__Objective__
Write the material out again in full, word for word. Do not include the pictures.

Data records

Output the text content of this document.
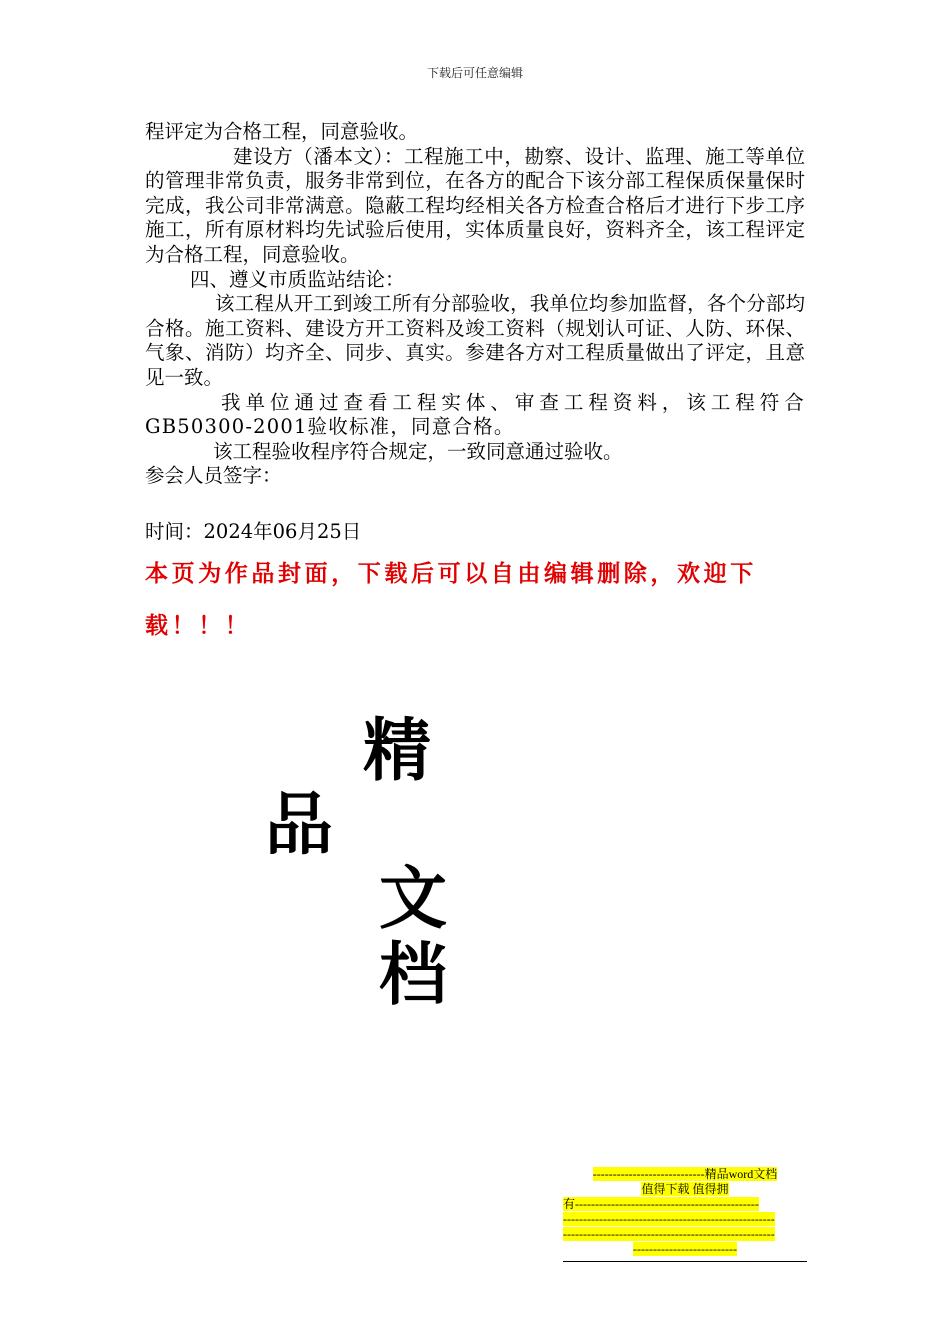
下载后可任意编辑

程评定为合格工程，同意验收。

建设方（潘本文）：工程施工中，勘察、设计、监理、施工等单位的管理非常负责，服务非常到位，在各方的配合下该分部工程保质保量保时完成，我公司非常满意。隐蔽工程均经相关各方检查合格后才进行下步工序施工，所有原材料均先试验后使用，实体质量良好，资料齐全，该工程评定为合格工程，同意验收。

四、遵义市质监站结论：

该工程从开工到竣工所有分部验收，我单位均参加监督，各个分部均合格。施工资料、建设方开工资料及竣工资料（规划认可证、人防、环保、气象、消防）均齐全、同步、真实。参建各方对工程质量做出了评定，且意见一致。

我单位通过查看工程实体、审查工程资料，该工程符合GB50300-2001验收标准，同意合格。

该工程验收程序符合规定，一致同意通过验收。

参会人员签字：

时间：2024年06月25日
本页为作品封面，下载后可以自由编辑删除，欢迎下载！！！
精
品
文
档
----------------------------精品word文档
值得下载 值得拥
有----------------------------------------------
-----------------------------------------------------
-----------------------------------------------------
--------------------------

__Correct response__
Output the text content of this document.
下载后可任意编辑

程评定为合格工程，同意验收。

建设方（潘本文）：工程施工中，勘察、设计、监理、施工等单位的管理非常负责，服务非常到位，在各方的配合下该分部工程保质保量保时完成，我公司非常满意。隐蔽工程均经相关各方检查合格后才进行下步工序施工，所有原材料均先试验后使用，实体质量良好，资料齐全，该工程评定为合格工程，同意验收。

四、遵义市质监站结论：

该工程从开工到竣工所有分部验收，我单位均参加监督，各个分部均合格。施工资料、建设方开工资料及竣工资料（规划认可证、人防、环保、气象、消防）均齐全、同步、真实。参建各方对工程质量做出了评定，且意见一致。

我单位通过查看工程实体、审查工程资料，该工程符合GB50300-2001验收标准，同意合格。

该工程验收程序符合规定，一致同意通过验收。

参会人员签字：

时间：2024年06月25日
本页为作品封面，下载后可以自由编辑删除，欢迎下载！！！
精
品
文
档
----------------------------精品word文档
值得下载 值得拥
有----------------------------------------------
-----------------------------------------------------
-----------------------------------------------------
--------------------------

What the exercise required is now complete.